** begin **

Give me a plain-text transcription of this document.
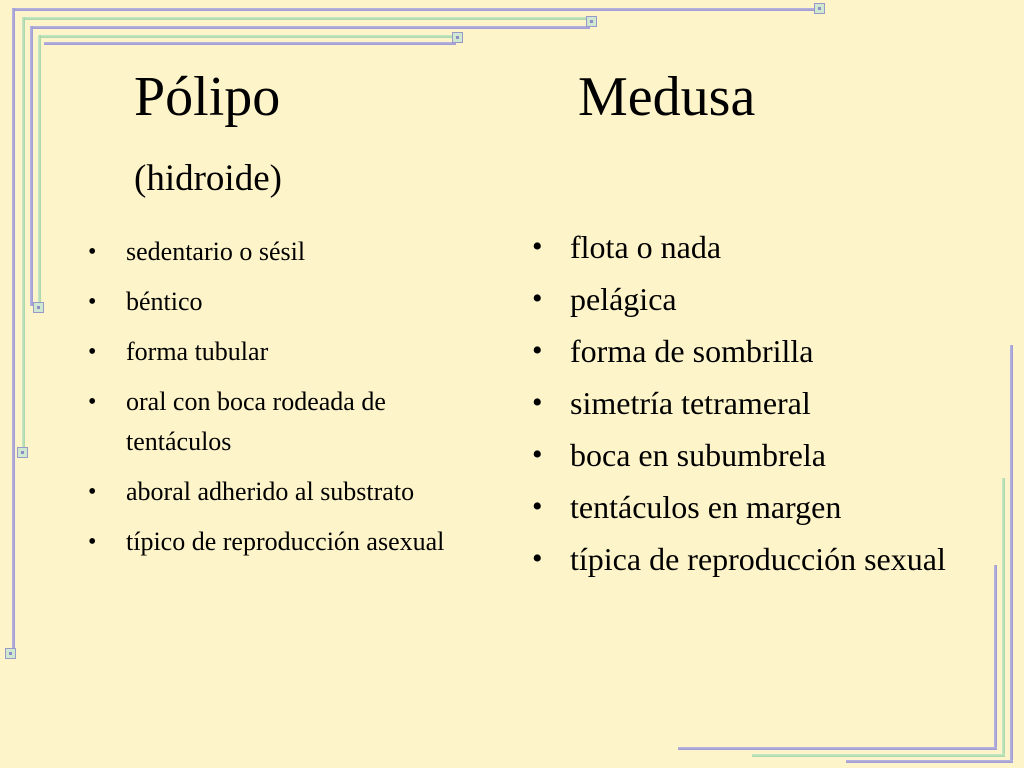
Pólipo	Medusa
(hidroide)
• sedentario o sésil
• béntico
• forma tubular
• oral con boca rodeada de tentáculos
• aboral adherido al substrato
• típico de reproducción asexual
• flota o nada
• pelágica
• forma de sombrilla
• simetría tetrameral
• boca en subumbrela
• tentáculos en margen
• típica de reproducción sexual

** end **

▶ **WHAT YOU ARE ASKED TO DO**
Make an exact copy of all the material, but keep the pictures out of it.

▶ **EXPECTED ANSWER**
Give me a plain-text transcription of this document.
Pólipo	Medusa
(hidroide)
• sedentario o sésil
• béntico
• forma tubular
• oral con boca rodeada de tentáculos
• aboral adherido al substrato
• típico de reproducción asexual
• flota o nada
• pelágica
• forma de sombrilla
• simetría tetrameral
• boca en subumbrela
• tentáculos en margen
• típica de reproducción sexual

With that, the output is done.